Data entries:
_____

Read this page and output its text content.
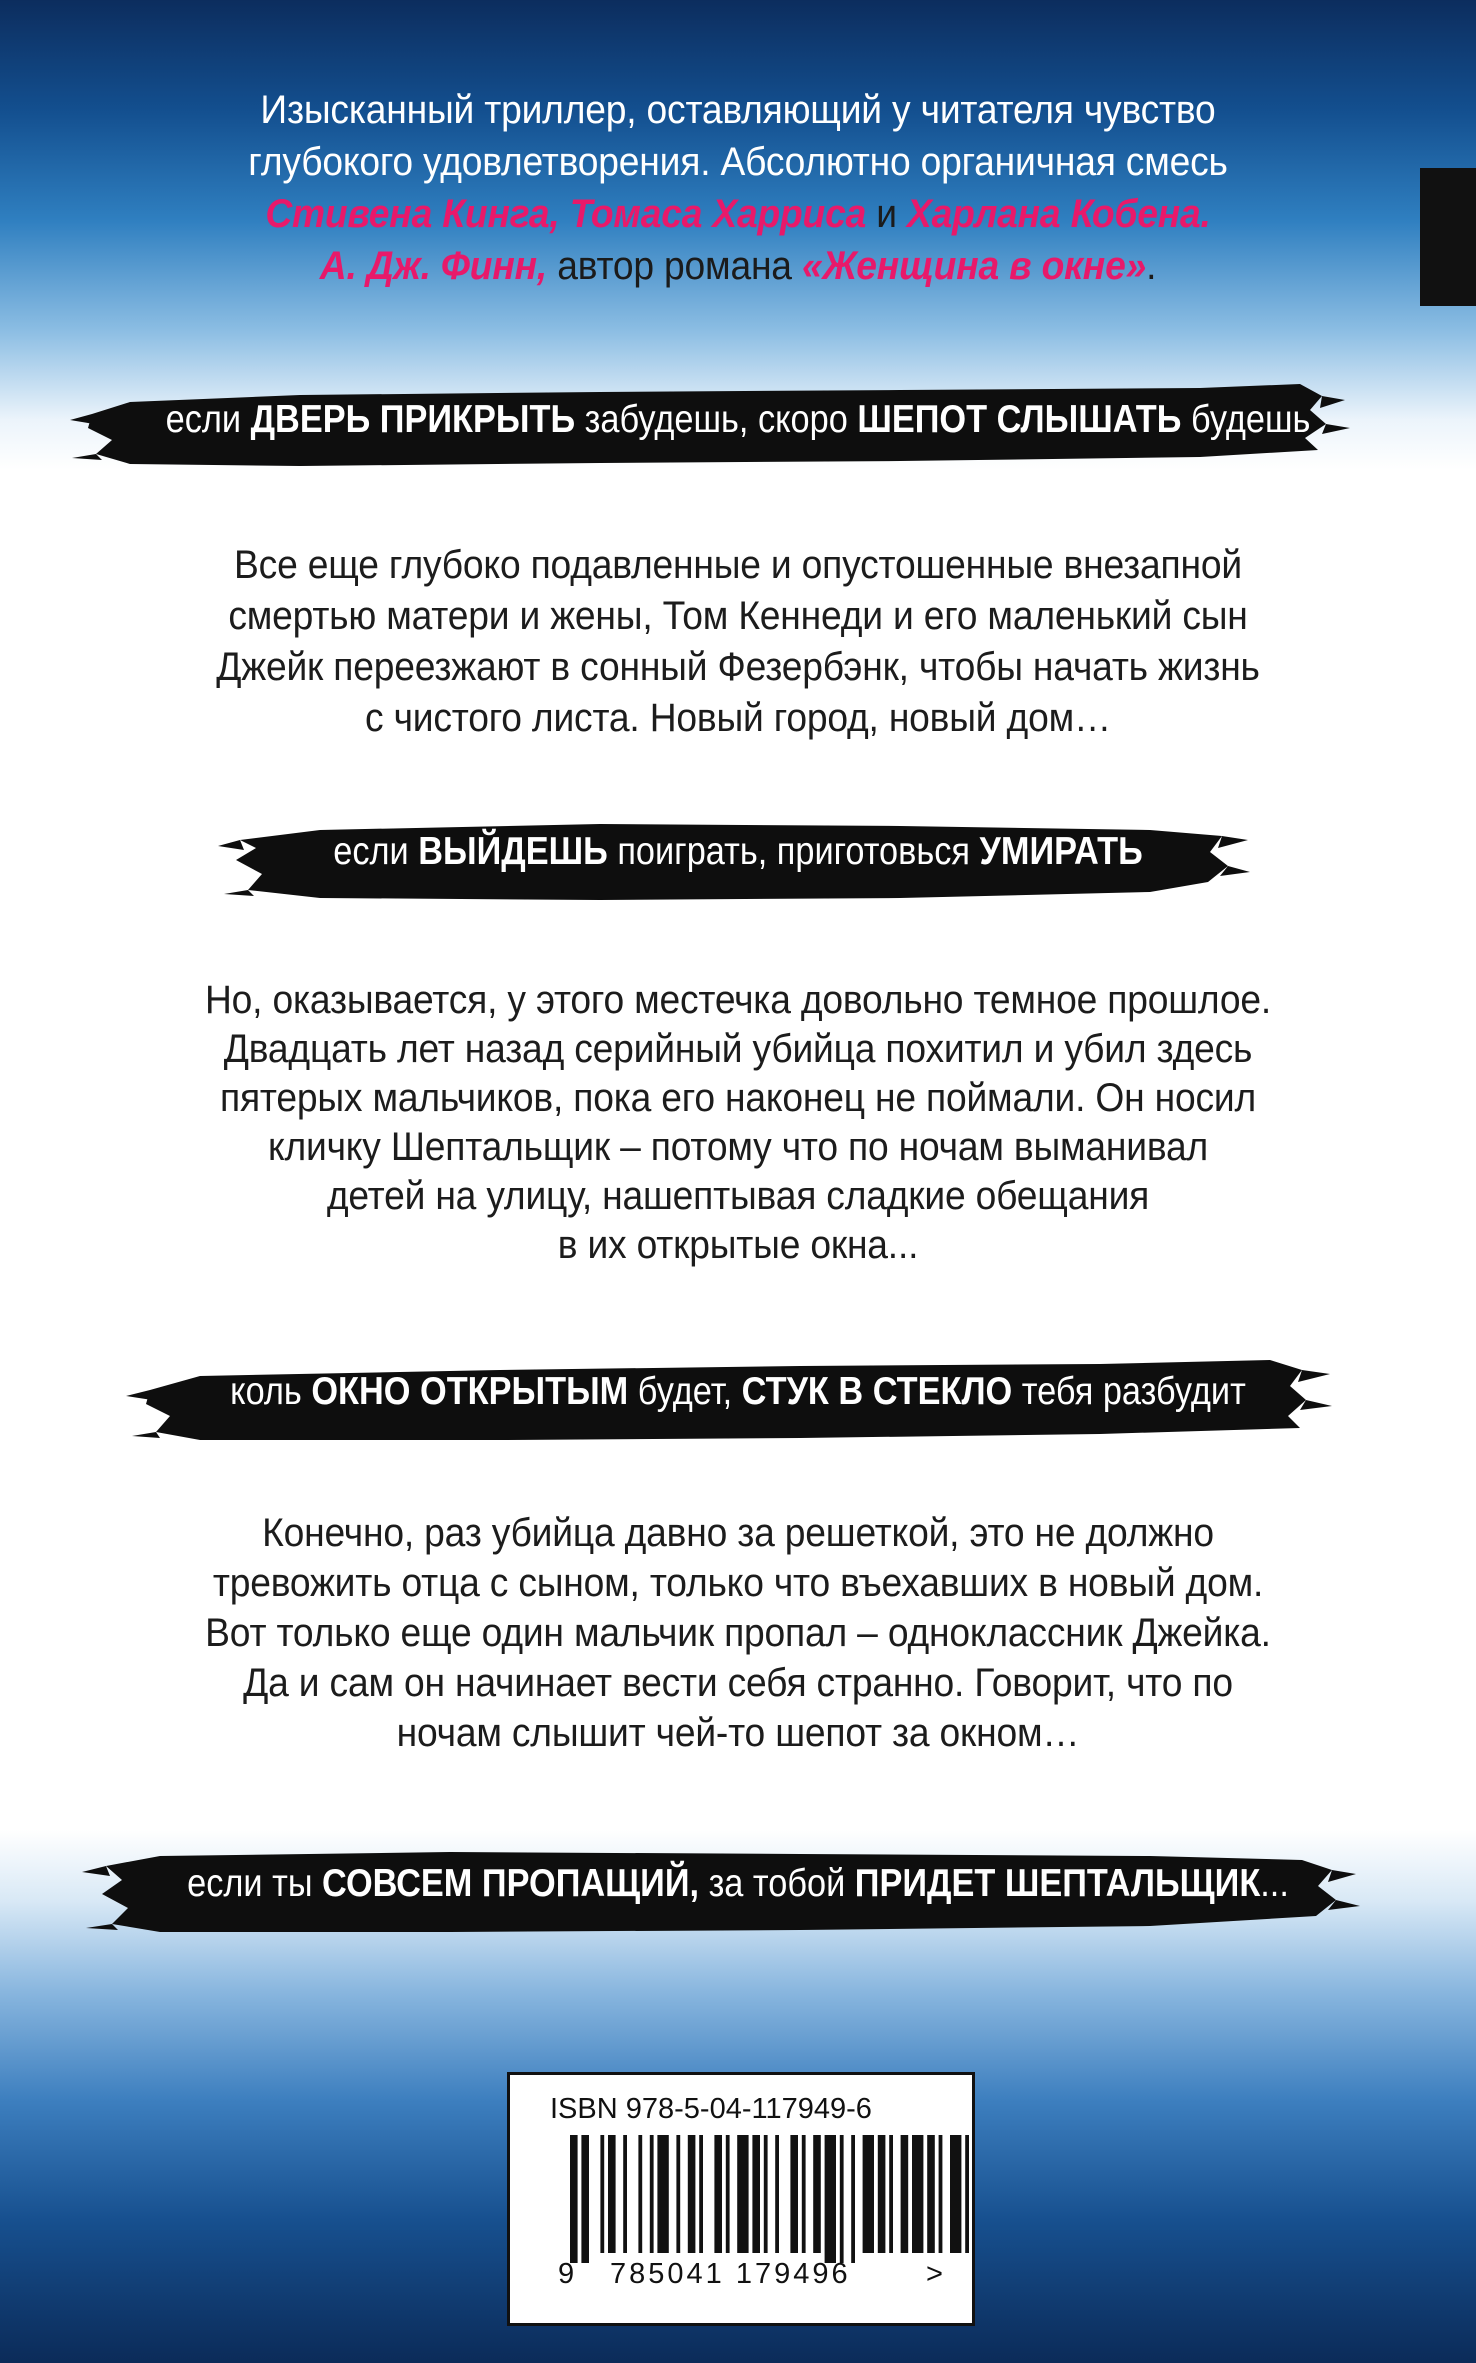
Изысканный триллер, оставляющий у читателя чувство
глубокого удовлетворения. Абсолютно органичная смесь
Стивена Кинга, Томаса Харриса и Харлана Кобена.
А. Дж. Финн, автор романа «Женщина в окне».
если ДВЕРЬ ПРИКРЫТЬ забудешь, скоро ШЕПОТ СЛЫШАТЬ будешь
Все еще глубоко подавленные и опустошенные внезапной
смертью матери и жены, Том Кеннеди и его маленький сын
Джейк переезжают в сонный Фезербэнк, чтобы начать жизнь
с чистого листа. Новый город, новый дом…
если ВЫЙДЕШЬ поиграть, приготовься УМИРАТЬ
Но, оказывается, у этого местечка довольно темное прошлое.
Двадцать лет назад серийный убийца похитил и убил здесь
пятерых мальчиков, пока его наконец не поймали. Он носил
кличку Шептальщик – потому что по ночам выманивал
детей на улицу, нашептывая сладкие обещания
в их открытые окна...
коль ОКНО ОТКРЫТЫМ будет, СТУК В СТЕКЛО тебя разбудит
Конечно, раз убийца давно за решеткой, это не должно
тревожить отца с сыном, только что въехавших в новый дом.
Вот только еще один мальчик пропал – одноклассник Джейка.
Да и сам он начинает вести себя странно. Говорит, что по
ночам слышит чей-то шепот за окном…
если ты СОВСЕМ ПРОПАЩИЙ, за тобой ПРИДЕТ ШЕПТАЛЬЩИК...
ISBN 978-5-04-117949-6
9 785041 179496	>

_____

Goal of the exercise:
Give an exact reproduction of every line, leaving out any picture.

Correct response:
Read this page and output its text content.
Изысканный триллер, оставляющий у читателя чувство
глубокого удовлетворения. Абсолютно органичная смесь
Стивена Кинга, Томаса Харриса и Харлана Кобена.
А. Дж. Финн, автор романа «Женщина в окне».
если ДВЕРЬ ПРИКРЫТЬ забудешь, скоро ШЕПОТ СЛЫШАТЬ будешь
Все еще глубоко подавленные и опустошенные внезапной
смертью матери и жены, Том Кеннеди и его маленький сын
Джейк переезжают в сонный Фезербэнк, чтобы начать жизнь
с чистого листа. Новый город, новый дом…
если ВЫЙДЕШЬ поиграть, приготовься УМИРАТЬ
Но, оказывается, у этого местечка довольно темное прошлое.
Двадцать лет назад серийный убийца похитил и убил здесь
пятерых мальчиков, пока его наконец не поймали. Он носил
кличку Шептальщик – потому что по ночам выманивал
детей на улицу, нашептывая сладкие обещания
в их открытые окна...
коль ОКНО ОТКРЫТЫМ будет, СТУК В СТЕКЛО тебя разбудит
Конечно, раз убийца давно за решеткой, это не должно
тревожить отца с сыном, только что въехавших в новый дом.
Вот только еще один мальчик пропал – одноклассник Джейка.
Да и сам он начинает вести себя странно. Говорит, что по
ночам слышит чей-то шепот за окном…
если ты СОВСЕМ ПРОПАЩИЙ, за тобой ПРИДЕТ ШЕПТАЛЬЩИК...
ISBN 978-5-04-117949-6
9 785041 179496	>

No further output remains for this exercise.